Условие задания:
Каким, согласно фрагменту об Августине, он представляет христианского учителя?

Период и цезы

Августин не мог не задуматься над тем, что такое то, с помощью чего достигается многозначность выражений смысла вещи, и что является единицей языка, способствующей выражению многозначности, ибо очевидно, что предложение такой роли играть в этом не может.

В четвертой книге “Христианского учения”, обращаясь к вопросу о способе сообщения понятого другим, Августин предполагает, что от него будут ждать изложения правил риторики, ибо именно это искусство содержит правило ораторского искусства. Однако он сразу и далее не раз предупреждает, что такого рода ожидания напрасны, ибо “с помощью искусства риторики можно убеждать и в истинном и в ложном”, строить ложные аргументы, правдоподобно излагать ложь, и хотя его и можно использовать в качестве средства борьбы за истину, однако это “не столь важное” искусство, чтобы на его изучение тратить годы.

Августин словно бы ограждает себя от упреков, что способы сообщения понятого якобы базируются у него не на логике, не на философии, а на риторике[lxxxv]. “Довольно предоставить заботу о ней детям, да и то не всем... а только тем, кто не занят чем-нибудь необходимым” (col. 89–90). Ибо правильность речи зависит не от правил риторики или грамматики, она лежит вне этих дисциплин, в том, что Августин называет sana consuetudinae, здравым обыкновением, неповрежденным обиходным языком, лежащим в стороне от того ментального дискомфорта, появляющегося при пользовании любым правильным искусством, когда одними и теми же аргументами можно выразить истину и ложь. Августин, это надо особо подчеркнуть, опирается на обыденную речь (как в свое время Тертуллиан), которая в силу своей простоты одна способна выразить истину, что связано с его установкой смотрения на вещь или на слово, что в конечном счете, как мы помним, тоже вещь, и это смотрение или видение тождественно знанию. Знание обыденной речи по своей простоте позволяет понять сложное употребление слов. В этом — философская задача Августина. Тогда слова перестают казаться странными из-за привычки употреблять их в разных значениях. И именно в этом состоит задача “толкователя Священного Писателя и учителя”, в случае Августина — христианского учителя, которого он представляет как “защитника веры, гонителя заблуждений”, который “должен учить благому и отучать от зла” (col. 91).

Извлечённые записи:
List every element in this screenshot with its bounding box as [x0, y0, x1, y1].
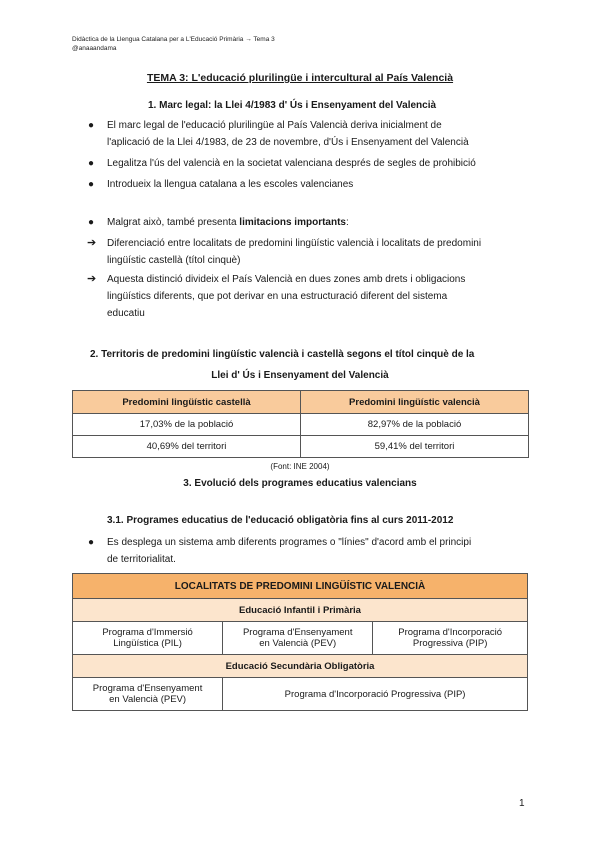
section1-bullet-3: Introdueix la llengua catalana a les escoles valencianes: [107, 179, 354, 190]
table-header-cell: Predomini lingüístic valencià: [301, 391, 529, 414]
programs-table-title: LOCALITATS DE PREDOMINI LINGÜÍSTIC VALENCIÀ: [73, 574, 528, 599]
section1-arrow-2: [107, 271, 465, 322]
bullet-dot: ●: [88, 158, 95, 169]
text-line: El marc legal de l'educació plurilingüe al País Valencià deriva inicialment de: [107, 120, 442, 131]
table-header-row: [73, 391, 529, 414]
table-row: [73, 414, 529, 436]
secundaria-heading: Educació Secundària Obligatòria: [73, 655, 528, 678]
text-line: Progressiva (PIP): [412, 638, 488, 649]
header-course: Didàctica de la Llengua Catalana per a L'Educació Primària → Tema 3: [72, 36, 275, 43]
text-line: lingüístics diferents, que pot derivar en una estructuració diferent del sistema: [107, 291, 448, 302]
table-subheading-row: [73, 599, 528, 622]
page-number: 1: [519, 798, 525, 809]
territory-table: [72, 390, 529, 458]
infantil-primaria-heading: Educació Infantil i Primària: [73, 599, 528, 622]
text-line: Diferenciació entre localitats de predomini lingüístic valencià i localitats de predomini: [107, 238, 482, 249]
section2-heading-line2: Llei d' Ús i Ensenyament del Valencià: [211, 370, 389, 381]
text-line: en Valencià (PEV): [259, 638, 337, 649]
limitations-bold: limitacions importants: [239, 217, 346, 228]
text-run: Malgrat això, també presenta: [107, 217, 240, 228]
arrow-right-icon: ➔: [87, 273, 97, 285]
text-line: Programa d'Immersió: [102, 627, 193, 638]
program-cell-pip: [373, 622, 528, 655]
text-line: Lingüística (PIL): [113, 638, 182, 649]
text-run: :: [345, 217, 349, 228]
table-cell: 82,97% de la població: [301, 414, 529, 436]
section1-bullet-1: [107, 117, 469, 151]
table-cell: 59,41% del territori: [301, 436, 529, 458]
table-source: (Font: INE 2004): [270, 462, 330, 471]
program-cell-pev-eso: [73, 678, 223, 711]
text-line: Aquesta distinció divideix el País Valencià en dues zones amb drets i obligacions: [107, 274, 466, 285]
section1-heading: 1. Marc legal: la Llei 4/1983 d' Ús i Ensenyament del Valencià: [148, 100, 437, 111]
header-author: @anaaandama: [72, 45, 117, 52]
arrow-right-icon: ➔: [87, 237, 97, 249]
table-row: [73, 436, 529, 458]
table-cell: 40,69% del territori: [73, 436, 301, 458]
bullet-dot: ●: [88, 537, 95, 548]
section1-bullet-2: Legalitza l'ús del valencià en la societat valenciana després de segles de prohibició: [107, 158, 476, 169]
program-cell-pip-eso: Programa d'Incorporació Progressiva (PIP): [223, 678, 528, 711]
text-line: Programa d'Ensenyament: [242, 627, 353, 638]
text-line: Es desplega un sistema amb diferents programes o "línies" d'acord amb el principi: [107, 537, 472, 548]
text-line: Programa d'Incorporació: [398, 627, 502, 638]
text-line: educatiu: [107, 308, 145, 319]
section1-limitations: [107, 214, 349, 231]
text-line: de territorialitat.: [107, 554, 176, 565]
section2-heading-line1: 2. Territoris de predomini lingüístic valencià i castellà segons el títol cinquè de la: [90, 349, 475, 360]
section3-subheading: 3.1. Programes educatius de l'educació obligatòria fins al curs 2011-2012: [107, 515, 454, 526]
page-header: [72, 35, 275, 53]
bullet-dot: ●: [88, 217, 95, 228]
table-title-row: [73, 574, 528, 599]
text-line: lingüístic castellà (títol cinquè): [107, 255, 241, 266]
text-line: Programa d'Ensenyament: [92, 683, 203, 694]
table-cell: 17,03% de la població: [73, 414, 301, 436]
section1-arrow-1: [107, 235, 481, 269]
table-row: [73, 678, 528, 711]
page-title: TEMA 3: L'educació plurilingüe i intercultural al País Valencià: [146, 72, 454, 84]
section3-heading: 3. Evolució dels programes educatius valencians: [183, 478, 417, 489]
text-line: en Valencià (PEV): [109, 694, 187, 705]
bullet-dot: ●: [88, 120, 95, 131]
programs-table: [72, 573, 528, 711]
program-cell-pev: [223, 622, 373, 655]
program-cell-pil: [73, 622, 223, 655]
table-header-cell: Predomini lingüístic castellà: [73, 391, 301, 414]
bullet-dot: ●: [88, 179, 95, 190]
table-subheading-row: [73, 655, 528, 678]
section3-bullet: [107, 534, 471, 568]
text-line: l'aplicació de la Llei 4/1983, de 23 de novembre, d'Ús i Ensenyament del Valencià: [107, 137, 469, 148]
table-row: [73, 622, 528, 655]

Ответ на задание:
Как «защитника веры, гонителя заблуждений», который «должен учить благому и отучать от зла».